EXTRACT PROVIDED =>
-- Begin --

The mobile terminal 10 may comprise memory, such as a subscriber identity module (SIM) 38, a removable user identity module (R-UIM), and/or the like, which may store information elements related to a mobile subscriber. In addition to the SIM, the mobile terminal may comprise other removable and/or fixed memory. In this regard, the mobile terminal may comprise volatile memory 40, such as volatile Random Access Memory (RAM), which may comprise a cache area for temporary storage of data. The mobile terminal may comprise other non-volatile memory 42, which may be embedded and/or may be removable. The non-volatile memory may comprise an EEPROM, flash memory, and/or the like. The memories may store one or more software programs, instructions, pieces of information, data, and/or the like which may be used by the mobile terminal for performing functions of the mobile terminal. For example, the memories may comprise an identifier, such as an international mobile equipment identification (IMEI) code, capable of uniquely identifying the mobile terminal 10.

-- End --

EXERCISE 1 =>
Say whether each statement agrees with the passage on mobile terminal memory, answering yes or no and quoting the words of the passage that decide it: (a) The volatile memory may include a cache area for temporary storage of data. (b) The non-volatile memory must be removable. (c) The memories may hold a code that uniquely identifies the mobile terminal.
EXERCISE 2 =>
Extend the passage on mobile terminal memory, picking up right after its final sentence.
The rows play no part in anything asked here.

SUPPLIED ENTRIES =>
-- Begin --

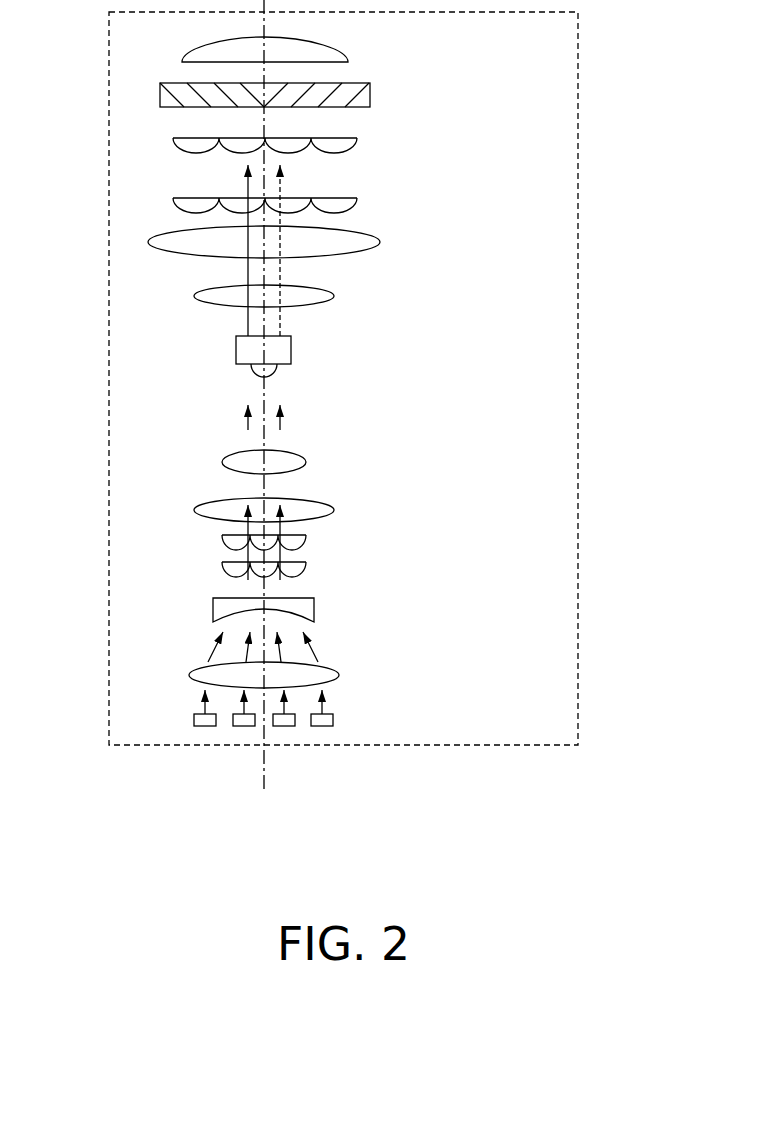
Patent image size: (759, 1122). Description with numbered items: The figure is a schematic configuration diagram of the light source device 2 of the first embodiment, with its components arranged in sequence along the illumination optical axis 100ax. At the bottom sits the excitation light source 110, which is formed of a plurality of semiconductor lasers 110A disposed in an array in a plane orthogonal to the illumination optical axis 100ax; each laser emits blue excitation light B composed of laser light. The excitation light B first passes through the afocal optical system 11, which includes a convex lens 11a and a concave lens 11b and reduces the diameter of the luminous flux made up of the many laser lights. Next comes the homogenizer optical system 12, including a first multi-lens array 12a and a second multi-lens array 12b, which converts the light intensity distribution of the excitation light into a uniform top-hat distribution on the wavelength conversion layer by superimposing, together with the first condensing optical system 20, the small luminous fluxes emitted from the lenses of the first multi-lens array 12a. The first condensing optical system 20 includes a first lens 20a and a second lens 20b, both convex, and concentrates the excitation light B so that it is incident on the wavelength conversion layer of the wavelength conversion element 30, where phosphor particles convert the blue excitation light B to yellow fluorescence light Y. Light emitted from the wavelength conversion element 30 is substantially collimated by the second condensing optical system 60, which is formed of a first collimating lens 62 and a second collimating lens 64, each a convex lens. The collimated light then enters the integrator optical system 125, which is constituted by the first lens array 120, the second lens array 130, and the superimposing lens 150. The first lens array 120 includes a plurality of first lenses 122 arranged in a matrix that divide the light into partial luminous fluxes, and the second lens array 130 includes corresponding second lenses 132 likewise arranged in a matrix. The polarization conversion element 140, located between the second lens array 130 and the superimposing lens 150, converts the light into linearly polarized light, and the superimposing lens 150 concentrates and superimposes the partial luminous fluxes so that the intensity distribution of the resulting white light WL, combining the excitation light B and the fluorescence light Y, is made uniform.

The light source device 2 is at (578, 443).
The integrator optical system 125 is at (482, 142).
The superimposing lens 150 is at (348, 60).
The polarization conversion element 140 is at (370, 98).
The second lens array 130 is at (251, 144).
The second lenses 132 is at (183, 150).
The first lens array 120 is at (251, 220).
The first lenses 122 is at (183, 210).
The white light WL is at (301, 430).
The yellow fluorescence light Y is at (281, 178).
The excitation light B is at (250, 180).
The second condensing optical system 60 is at (192, 277).
The second collimating lens 64 is at (160, 248).
The first collimating lens 62 is at (198, 300).
The wavelength conversion element 30 is at (280, 353).
The first condensing optical system 20 is at (362, 472).
The second lens 20b is at (305, 455).
The first lens 20a is at (333, 505).
The homogenizer optical system 12 is at (360, 545).
The second multi-lens array 12b is at (306, 548).
The first multi-lens array 12a is at (306, 577).
The afocal optical system 11 is at (343, 638).
The concave lens 11b is at (314, 610).
The convex lens 11a is at (337, 670).
The excitation light source 110 is at (239, 710).
The semiconductor lasers 110A is at (193, 720).
The illumination optical axis 100ax is at (262, 778).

-- End --

FINAL ANSWER 1 =>
(a) Yes: "volatile Random Access Memory (RAM), which may comprise a cache area for temporary storage of data"
(b) No: "which may be embedded and/or may be removable"
(c) Yes: "an international mobile equipment identification (IMEI) code, capable of uniquely identifying the mobile terminal 10"

FINAL ANSWER 2 =>
In an exemplary embodiment, the mobile terminal 10 includes a media capturing module, such as a camera, video and/or audio module, in communication with the controller 20. The media capturing module may be any means for capturing an image, video and/or audio for storage, display or transmission. For example, in an exemplary embodiment in which the media capturing module is a camera module 36, the camera module 36 may include a digital camera capable of forming a digital image file from a captured image or a digital video file from a series of captured images. As such, the camera module 36 includes all hardware, such as a lens or other optical device, and software necessary for creating a digital image or video file from a captured image or series of captured images. Alternatively, the camera module 36 may include only the hardware needed to view an image, while a memory device of the mobile terminal 10 stores instructions for execution by the controller 20 in the form of software necessary to create a digital image or video file from a captured image or images. In an exemplary embodiment, the camera module 36 may further include a processing element such as a co-processor which assists the controller 20 in processing image data and an encoder and/or decoder for compressing and/or decompressing image data. The encoder and/or decoder may encode and/or decode, for example according to a JPEG or MPEG standard format.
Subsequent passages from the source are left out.